━━━━━ RECORDS FOR PROCESSING
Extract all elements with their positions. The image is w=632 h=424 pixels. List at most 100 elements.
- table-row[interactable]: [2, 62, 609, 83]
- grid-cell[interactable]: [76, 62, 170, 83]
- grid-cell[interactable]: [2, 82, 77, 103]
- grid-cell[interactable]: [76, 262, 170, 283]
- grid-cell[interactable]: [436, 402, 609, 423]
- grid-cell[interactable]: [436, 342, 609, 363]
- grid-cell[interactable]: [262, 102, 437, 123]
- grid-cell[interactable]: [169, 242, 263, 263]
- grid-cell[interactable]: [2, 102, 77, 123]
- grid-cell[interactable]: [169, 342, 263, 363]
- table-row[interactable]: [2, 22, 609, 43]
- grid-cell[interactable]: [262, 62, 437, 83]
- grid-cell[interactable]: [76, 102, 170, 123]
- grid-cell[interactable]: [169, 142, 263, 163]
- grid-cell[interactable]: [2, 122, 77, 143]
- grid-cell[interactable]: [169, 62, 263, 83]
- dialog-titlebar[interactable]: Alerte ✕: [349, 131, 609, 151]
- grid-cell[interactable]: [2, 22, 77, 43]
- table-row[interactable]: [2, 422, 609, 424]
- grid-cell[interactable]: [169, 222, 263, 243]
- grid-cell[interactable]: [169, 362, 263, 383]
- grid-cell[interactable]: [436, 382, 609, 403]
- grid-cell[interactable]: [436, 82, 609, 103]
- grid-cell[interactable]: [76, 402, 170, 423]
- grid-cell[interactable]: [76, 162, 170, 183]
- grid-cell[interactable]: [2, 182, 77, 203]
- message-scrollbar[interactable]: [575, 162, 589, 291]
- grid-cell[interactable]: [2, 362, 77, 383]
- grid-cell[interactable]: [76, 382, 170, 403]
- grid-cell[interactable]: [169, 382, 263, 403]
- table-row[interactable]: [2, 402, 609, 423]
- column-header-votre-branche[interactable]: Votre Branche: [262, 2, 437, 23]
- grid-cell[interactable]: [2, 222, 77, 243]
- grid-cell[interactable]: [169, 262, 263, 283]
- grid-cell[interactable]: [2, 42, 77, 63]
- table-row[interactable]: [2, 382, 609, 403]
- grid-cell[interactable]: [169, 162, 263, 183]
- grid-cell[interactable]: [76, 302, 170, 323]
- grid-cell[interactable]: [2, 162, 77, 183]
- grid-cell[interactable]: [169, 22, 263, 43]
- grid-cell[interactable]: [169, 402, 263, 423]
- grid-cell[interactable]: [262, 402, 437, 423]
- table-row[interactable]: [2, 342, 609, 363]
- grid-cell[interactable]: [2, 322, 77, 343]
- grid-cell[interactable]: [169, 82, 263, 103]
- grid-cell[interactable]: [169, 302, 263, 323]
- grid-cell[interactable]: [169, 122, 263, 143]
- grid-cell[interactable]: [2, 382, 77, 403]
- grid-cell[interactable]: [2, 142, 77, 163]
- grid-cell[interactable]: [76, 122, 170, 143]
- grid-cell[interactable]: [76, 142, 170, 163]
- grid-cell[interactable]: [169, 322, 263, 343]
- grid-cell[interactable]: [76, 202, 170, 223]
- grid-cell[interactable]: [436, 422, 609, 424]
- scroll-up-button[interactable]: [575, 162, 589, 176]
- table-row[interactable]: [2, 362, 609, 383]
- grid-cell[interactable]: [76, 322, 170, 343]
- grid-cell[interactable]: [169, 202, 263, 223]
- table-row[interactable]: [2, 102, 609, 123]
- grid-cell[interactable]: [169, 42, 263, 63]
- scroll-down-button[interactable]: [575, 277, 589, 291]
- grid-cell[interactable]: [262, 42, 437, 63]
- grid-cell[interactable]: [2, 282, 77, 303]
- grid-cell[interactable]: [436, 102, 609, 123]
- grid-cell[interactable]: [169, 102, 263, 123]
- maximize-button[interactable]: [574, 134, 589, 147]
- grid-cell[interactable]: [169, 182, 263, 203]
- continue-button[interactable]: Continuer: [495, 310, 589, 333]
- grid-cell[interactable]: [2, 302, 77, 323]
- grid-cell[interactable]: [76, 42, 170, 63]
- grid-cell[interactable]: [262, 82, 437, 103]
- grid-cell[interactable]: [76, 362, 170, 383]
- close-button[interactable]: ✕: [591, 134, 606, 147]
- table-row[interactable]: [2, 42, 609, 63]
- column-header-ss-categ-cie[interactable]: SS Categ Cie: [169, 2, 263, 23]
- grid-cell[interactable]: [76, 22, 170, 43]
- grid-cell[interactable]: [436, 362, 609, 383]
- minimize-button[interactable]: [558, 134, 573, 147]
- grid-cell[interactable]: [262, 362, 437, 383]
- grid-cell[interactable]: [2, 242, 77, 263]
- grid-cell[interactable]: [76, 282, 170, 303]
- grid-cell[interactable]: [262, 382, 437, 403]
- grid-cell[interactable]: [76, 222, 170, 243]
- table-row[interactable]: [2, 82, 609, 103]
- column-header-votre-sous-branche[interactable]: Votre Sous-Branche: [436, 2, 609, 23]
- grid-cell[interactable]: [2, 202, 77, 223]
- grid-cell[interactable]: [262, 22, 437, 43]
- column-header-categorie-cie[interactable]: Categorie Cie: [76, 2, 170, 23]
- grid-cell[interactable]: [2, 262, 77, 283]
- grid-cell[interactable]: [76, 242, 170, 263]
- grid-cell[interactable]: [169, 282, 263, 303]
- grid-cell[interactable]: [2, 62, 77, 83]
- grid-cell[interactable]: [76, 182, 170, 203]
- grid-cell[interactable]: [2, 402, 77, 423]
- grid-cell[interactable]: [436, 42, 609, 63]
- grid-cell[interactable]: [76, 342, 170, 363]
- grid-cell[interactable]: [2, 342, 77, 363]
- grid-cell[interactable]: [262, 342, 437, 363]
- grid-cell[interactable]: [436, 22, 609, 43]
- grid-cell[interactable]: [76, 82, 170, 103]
━━━━━━━━━━
TASK DIRECTIONS:
Can you pull out the lines from the start of the items above up to and including the line with "- grid-cell[interactable]: [436, 342, 609, 363]" and repeat them word for word?

RESPONSE:
Extract all elements with their positions. The image is w=632 h=424 pixels. List at most 100 elements.
- table-row[interactable]: [2, 62, 609, 83]
- grid-cell[interactable]: [76, 62, 170, 83]
- grid-cell[interactable]: [2, 82, 77, 103]
- grid-cell[interactable]: [76, 262, 170, 283]
- grid-cell[interactable]: [436, 402, 609, 423]
- grid-cell[interactable]: [436, 342, 609, 363]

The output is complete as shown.